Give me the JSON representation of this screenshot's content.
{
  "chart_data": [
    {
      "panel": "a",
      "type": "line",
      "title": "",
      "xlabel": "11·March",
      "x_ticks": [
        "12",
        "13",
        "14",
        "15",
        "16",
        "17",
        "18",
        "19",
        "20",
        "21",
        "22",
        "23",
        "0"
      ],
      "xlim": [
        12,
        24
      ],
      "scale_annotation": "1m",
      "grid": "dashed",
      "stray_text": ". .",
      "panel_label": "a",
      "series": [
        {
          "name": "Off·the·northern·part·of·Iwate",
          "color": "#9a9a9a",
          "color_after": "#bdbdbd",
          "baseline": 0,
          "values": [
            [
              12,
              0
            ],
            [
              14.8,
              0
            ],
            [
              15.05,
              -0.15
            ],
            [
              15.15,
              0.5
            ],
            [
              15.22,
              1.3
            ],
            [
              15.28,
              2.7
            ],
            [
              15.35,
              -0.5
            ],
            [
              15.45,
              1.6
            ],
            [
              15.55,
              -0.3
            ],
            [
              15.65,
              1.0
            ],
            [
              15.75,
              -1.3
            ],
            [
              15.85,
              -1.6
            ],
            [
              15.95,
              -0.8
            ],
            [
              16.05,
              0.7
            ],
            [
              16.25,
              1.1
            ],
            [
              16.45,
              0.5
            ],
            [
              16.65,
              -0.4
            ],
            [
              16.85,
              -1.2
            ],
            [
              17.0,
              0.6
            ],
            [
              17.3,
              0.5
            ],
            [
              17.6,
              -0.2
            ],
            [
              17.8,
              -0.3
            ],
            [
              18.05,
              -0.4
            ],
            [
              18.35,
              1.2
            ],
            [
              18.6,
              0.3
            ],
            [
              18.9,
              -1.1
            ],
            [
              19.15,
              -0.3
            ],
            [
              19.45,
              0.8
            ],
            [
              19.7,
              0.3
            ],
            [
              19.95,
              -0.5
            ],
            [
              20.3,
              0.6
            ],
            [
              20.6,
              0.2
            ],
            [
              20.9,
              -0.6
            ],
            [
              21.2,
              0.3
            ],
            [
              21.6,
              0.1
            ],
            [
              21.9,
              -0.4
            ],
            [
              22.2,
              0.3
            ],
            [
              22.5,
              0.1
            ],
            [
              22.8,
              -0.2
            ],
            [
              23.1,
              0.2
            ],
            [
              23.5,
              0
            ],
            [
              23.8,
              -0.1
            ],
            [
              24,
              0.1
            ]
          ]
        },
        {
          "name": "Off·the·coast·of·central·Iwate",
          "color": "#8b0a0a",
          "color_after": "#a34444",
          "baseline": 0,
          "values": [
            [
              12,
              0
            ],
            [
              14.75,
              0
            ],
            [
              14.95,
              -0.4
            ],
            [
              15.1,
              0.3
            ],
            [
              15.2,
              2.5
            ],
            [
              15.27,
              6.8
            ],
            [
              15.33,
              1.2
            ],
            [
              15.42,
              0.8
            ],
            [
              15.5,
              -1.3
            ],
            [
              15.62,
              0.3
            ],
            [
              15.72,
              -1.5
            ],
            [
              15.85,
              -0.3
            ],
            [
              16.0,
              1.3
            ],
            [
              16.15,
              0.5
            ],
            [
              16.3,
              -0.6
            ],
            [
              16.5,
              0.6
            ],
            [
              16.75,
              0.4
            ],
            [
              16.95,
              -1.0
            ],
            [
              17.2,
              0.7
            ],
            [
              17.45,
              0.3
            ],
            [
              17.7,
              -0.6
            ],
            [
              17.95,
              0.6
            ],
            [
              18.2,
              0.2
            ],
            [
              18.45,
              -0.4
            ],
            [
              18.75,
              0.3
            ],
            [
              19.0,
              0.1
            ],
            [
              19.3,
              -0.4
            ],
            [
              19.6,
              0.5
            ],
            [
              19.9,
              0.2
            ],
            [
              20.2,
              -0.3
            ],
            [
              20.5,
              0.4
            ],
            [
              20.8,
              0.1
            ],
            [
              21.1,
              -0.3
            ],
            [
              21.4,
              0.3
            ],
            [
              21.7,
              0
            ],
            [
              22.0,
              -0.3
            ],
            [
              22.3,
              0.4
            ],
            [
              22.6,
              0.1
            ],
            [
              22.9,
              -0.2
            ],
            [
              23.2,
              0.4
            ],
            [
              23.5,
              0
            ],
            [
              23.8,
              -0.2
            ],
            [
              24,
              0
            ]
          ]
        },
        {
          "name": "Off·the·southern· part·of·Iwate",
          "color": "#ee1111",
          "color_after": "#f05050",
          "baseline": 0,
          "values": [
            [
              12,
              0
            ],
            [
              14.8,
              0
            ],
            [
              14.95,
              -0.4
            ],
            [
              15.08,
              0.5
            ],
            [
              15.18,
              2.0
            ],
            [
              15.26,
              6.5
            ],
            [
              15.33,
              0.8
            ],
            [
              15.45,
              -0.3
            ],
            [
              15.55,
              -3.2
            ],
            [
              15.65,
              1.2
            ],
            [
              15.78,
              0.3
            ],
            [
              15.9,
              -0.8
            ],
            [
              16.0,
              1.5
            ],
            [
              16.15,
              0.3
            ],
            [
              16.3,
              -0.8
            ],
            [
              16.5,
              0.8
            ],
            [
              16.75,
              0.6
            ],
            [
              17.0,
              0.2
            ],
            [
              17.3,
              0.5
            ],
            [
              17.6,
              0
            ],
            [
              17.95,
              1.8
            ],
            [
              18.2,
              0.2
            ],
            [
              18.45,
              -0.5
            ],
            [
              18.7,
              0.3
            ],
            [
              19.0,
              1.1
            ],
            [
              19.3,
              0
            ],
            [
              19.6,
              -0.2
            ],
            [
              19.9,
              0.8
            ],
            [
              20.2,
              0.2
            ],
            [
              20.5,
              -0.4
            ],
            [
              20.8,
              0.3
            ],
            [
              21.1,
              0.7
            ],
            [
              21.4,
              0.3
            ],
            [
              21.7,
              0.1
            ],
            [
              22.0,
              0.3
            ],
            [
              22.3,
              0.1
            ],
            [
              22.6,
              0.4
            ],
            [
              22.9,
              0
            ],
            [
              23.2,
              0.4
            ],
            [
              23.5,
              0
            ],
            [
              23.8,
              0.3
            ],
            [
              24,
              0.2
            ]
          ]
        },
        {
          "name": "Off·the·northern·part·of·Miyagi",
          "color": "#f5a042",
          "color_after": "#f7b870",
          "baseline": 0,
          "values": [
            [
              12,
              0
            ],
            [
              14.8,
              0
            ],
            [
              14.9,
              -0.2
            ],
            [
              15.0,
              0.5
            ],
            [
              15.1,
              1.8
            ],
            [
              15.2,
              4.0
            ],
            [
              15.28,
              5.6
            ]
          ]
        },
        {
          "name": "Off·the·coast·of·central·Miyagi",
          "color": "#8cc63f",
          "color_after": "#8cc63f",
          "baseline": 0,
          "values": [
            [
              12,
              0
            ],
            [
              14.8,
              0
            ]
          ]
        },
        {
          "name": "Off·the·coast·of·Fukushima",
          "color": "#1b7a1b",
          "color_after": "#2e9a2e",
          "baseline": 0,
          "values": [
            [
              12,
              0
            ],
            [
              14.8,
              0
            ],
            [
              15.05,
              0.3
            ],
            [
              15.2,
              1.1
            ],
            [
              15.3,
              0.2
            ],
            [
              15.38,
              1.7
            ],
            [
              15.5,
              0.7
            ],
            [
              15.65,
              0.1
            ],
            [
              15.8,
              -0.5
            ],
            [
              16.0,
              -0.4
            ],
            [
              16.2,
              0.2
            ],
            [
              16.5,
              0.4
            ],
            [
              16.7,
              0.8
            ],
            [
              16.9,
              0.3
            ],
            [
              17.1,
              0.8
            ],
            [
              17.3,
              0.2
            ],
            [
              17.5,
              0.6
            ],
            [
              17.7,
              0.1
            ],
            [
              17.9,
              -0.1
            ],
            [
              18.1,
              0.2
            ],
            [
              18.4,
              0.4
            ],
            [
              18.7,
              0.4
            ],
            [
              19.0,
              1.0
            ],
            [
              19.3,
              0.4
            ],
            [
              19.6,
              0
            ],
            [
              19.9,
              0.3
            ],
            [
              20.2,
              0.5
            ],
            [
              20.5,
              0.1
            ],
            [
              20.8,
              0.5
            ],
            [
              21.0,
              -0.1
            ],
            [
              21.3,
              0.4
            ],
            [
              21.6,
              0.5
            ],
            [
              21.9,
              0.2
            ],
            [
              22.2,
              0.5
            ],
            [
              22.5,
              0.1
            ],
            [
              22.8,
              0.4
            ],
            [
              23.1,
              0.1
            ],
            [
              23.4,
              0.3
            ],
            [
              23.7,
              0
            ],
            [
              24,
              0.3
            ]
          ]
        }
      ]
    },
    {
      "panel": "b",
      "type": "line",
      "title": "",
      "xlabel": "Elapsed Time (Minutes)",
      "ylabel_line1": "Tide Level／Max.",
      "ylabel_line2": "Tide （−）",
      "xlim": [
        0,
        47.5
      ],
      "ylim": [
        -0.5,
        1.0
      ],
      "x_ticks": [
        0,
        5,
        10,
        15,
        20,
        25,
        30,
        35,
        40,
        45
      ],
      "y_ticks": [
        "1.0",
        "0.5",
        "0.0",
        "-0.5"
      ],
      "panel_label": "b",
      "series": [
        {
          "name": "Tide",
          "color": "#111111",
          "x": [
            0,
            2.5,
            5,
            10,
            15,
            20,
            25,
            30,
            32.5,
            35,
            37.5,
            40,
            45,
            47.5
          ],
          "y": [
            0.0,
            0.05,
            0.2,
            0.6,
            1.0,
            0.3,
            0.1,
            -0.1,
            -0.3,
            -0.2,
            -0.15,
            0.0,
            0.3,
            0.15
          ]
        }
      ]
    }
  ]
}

_TO BE DONE_: Look for "coast" and pull out every line that has it.

_OUTPUT FOR THIS EXERCISE_:
          "name": "Off·the·coast·of·central·Iwate",
          "name": "Off·the·coast·of·central·Miyagi",
          "name": "Off·the·coast·of·Fukushima",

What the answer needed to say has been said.